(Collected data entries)
************

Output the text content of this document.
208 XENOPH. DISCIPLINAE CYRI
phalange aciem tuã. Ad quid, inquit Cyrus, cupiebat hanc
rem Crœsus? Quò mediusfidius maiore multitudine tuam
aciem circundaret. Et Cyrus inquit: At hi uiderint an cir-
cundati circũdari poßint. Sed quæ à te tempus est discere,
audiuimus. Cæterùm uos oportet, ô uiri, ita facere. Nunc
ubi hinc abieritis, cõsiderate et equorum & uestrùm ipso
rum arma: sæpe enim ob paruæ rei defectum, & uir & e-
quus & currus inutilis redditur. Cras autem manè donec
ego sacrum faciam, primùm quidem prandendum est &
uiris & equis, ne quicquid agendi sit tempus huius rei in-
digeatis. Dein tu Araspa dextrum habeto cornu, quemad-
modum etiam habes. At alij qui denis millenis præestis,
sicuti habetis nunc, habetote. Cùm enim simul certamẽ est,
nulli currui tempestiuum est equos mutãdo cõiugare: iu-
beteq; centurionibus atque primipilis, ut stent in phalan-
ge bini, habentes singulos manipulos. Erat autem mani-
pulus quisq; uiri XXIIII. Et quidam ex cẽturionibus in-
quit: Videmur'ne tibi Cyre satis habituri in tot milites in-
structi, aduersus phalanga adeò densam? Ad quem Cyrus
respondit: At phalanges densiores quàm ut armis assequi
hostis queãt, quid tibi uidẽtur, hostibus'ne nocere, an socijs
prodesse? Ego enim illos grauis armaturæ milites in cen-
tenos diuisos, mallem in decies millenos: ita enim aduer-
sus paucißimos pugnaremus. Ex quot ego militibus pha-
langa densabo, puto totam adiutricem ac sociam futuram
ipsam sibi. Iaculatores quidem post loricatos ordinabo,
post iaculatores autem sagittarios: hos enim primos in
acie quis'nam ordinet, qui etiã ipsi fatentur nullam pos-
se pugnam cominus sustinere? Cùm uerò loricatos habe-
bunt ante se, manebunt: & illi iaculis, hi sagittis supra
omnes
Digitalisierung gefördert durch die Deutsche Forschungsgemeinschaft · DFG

************

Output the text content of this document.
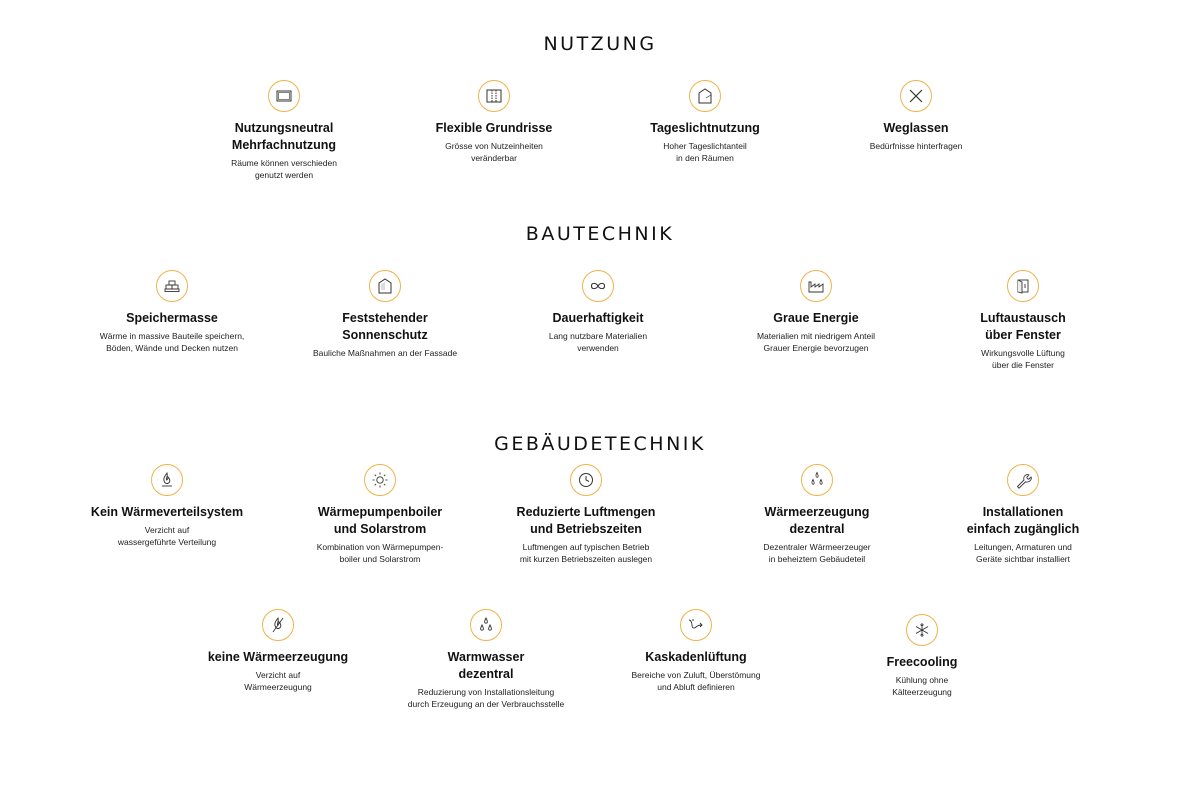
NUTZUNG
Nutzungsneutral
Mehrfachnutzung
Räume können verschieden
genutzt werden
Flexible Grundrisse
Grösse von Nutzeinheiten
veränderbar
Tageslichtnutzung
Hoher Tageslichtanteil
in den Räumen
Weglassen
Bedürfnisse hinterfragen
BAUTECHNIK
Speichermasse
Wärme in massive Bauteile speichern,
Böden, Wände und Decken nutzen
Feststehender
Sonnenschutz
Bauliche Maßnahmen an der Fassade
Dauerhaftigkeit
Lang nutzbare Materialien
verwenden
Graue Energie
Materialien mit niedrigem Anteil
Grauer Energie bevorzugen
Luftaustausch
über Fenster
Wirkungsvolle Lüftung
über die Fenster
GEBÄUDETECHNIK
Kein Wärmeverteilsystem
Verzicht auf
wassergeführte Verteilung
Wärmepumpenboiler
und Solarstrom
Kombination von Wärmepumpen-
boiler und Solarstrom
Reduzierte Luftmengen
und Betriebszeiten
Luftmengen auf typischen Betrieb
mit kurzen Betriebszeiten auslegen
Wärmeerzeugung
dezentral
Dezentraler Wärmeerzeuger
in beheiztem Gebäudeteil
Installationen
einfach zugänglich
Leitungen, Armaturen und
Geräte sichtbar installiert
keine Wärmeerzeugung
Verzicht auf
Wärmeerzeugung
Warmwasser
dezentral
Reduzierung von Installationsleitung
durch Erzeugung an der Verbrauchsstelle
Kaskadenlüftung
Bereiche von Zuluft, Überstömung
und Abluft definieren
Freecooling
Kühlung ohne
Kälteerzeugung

************

**WHAT YOU NEED TO DO:**
In the lines above, locate the string "inquit". Copy every line where it occurs.

**FULL OUTPUT:**
phalange aciem tuã. Ad quid, inquit Cyrus, cupiebat hanc
aciem circundaret. Et Cyrus inquit: At hi uiderint an cir-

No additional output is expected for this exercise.